## Directive
Wherever a line holds the word "测量工程师", copy that line out.

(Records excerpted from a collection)

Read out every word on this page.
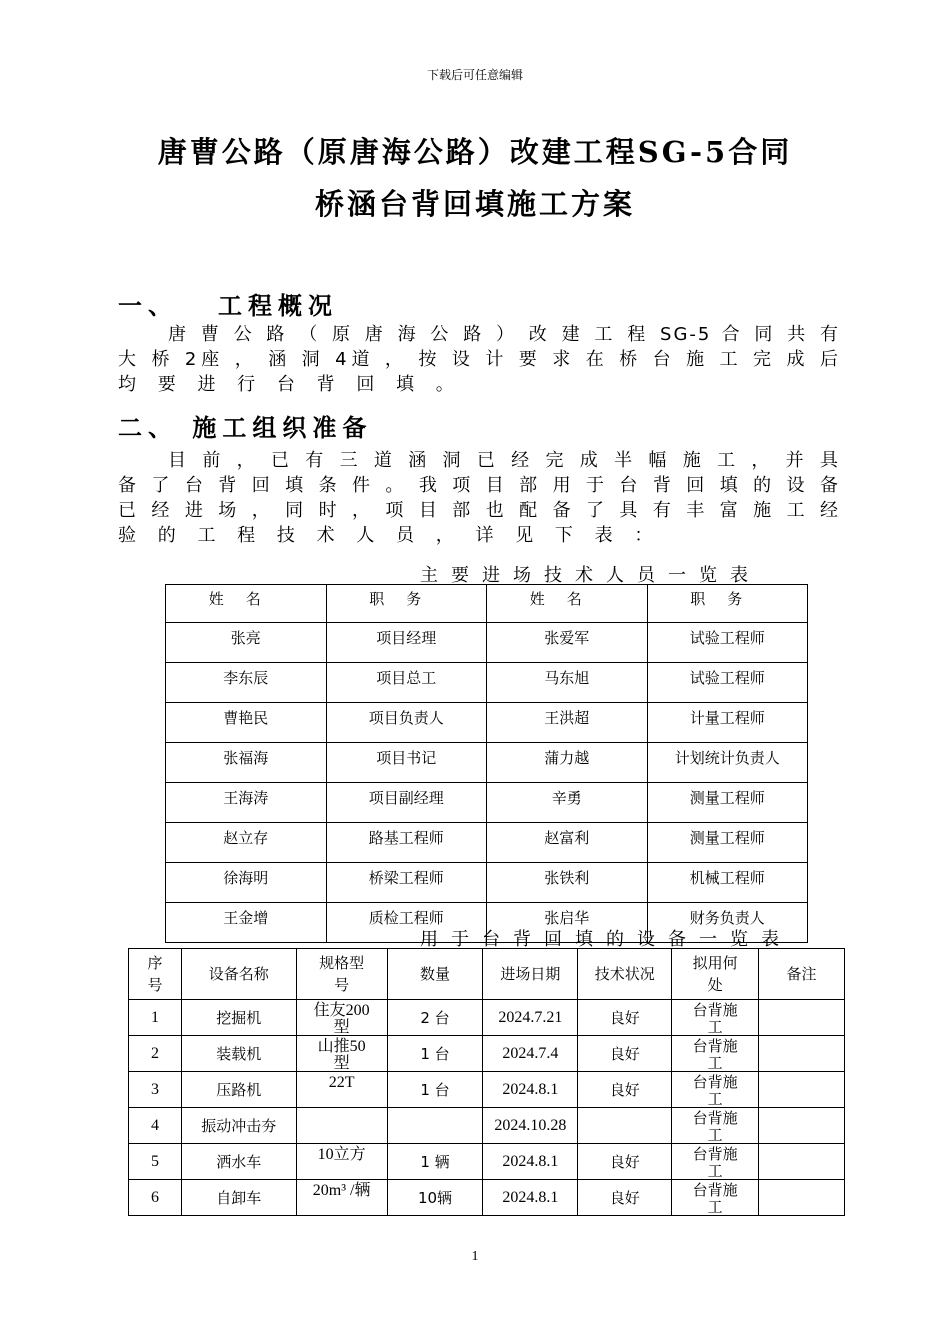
下载后可任意编辑
唐曹公路（原唐海公路）改建工程SG-5合同
桥涵台背回填施工方案
一、 工程概况
唐 曹 公 路 （ 原 唐 海 公 路 ） 改 建 工 程 SG-5 合 同 共 有
大 桥 2座 ， 涵 洞 4道 ， 按 设 计 要 求 在 桥 台 施 工 完 成 后
均 要 进 行 台 背 回 填 。
二、 施工组织准备
目 前 ， 已 有 三 道 涵 洞 已 经 完 成 半 幅 施 工 ， 并 具
备 了 台 背 回 填 条 件 。 我 项 目 部 用 于 台 背 回 填 的 设 备
已 经 进 场 ， 同 时 ， 项 目 部 也 配 备 了 具 有 丰 富 施 工 经
验 的 工 程 技 术 人 员 ， 详 见 下 表 ：
主要进场技术人员一览表
姓名	职务	姓名	职务
张亮	项目经理	张爱军	试验工程师
李东辰	项目总工	马东旭	试验工程师
曹艳民	项目负责人	王洪超	计量工程师
张福海	项目书记	蒲力越	计划统计负责人
王海涛	项目副经理	辛勇	测量工程师
赵立存	路基工程师	赵富利	测量工程师
徐海明	桥梁工程师	张铁利	机械工程师
王金增	质检工程师	张启华	财务负责人
用于台背回填的设备一览表
序号	设备名称	规格型号	数量	进场日期	技术状况	拟用何处	备注
1	挖掘机	住友200型	2 台	2024.7.21	良好	台背施工	

2	装载机	山推50型	1 台	2024.7.4	良好	台背施工	

3	压路机	22T	1 台	2024.8.1	良好	台背施工	

4	振动冲击夯			2024.10.28		台背施工	

5	洒水车	10立方	1 辆	2024.8.1	良好	台背施工	

6	自卸车	20m³ /辆	10辆	2024.8.1	良好	台背施工	

1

## Solved problem
王海涛	项目副经理	辛勇	测量工程师
赵立存	路基工程师	赵富利	测量工程师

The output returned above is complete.